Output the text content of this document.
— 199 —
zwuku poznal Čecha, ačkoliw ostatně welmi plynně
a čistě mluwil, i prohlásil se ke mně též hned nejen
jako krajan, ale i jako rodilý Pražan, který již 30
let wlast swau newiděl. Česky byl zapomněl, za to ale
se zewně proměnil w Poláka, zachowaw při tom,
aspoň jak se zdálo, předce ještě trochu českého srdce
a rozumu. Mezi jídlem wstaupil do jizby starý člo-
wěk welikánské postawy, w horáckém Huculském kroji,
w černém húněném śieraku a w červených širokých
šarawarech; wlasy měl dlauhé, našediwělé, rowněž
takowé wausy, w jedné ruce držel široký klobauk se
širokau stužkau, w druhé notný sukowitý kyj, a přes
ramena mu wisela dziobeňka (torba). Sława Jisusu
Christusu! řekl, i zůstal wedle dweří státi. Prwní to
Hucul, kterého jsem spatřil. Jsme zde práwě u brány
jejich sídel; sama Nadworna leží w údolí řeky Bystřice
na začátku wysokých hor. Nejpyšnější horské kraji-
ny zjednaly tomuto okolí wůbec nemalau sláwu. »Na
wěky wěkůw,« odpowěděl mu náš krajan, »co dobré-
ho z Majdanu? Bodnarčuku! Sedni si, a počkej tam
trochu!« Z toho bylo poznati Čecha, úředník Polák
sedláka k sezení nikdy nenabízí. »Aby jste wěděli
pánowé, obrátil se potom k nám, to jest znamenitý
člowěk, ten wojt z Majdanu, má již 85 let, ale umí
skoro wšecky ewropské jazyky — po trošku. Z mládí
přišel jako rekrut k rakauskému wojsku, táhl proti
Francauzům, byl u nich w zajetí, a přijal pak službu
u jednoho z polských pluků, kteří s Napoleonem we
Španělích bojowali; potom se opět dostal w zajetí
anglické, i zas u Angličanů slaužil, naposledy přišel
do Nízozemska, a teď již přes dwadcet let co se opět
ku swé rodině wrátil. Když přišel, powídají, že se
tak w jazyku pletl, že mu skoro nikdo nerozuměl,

________________

Reproduce every record, matching each line exactly.

Output the text content of this document.
— 199 —
zwuku poznal Čecha, ačkoliw ostatně welmi plynně
a čistě mluwil, i prohlásil se ke mně též hned nejen
jako krajan, ale i jako rodilý Pražan, který již 30
let wlast swau newiděl. Česky byl zapomněl, za to ale
se zewně proměnil w Poláka, zachowaw při tom,
aspoň jak se zdálo, předce ještě trochu českého srdce
a rozumu. Mezi jídlem wstaupil do jizby starý člo-
wěk welikánské postawy, w horáckém Huculském kroji,
w černém húněném śieraku a w červených širokých
šarawarech; wlasy měl dlauhé, našediwělé, rowněž
takowé wausy, w jedné ruce držel široký klobauk se
širokau stužkau, w druhé notný sukowitý kyj, a přes
ramena mu wisela dziobeňka (torba). Sława Jisusu
Christusu! řekl, i zůstal wedle dweří státi. Prwní to
Hucul, kterého jsem spatřil. Jsme zde práwě u brány
jejich sídel; sama Nadworna leží w údolí řeky Bystřice
na začátku wysokých hor. Nejpyšnější horské kraji-
ny zjednaly tomuto okolí wůbec nemalau sláwu. »Na
wěky wěkůw,« odpowěděl mu náš krajan, »co dobré-
ho z Majdanu? Bodnarčuku! Sedni si, a počkej tam
trochu!« Z toho bylo poznati Čecha, úředník Polák
sedláka k sezení nikdy nenabízí. »Aby jste wěděli
pánowé, obrátil se potom k nám, to jest znamenitý
člowěk, ten wojt z Majdanu, má již 85 let, ale umí
skoro wšecky ewropské jazyky — po trošku. Z mládí
přišel jako rekrut k rakauskému wojsku, táhl proti
Francauzům, byl u nich w zajetí, a přijal pak službu
u jednoho z polských pluků, kteří s Napoleonem we
Španělích bojowali; potom se opět dostal w zajetí
anglické, i zas u Angličanů slaužil, naposledy přišel
do Nízozemska, a teď již přes dwadcet let co se opět
ku swé rodině wrátil. Když přišel, powídají, že se
tak w jazyku pletl, že mu skoro nikdo nerozuměl,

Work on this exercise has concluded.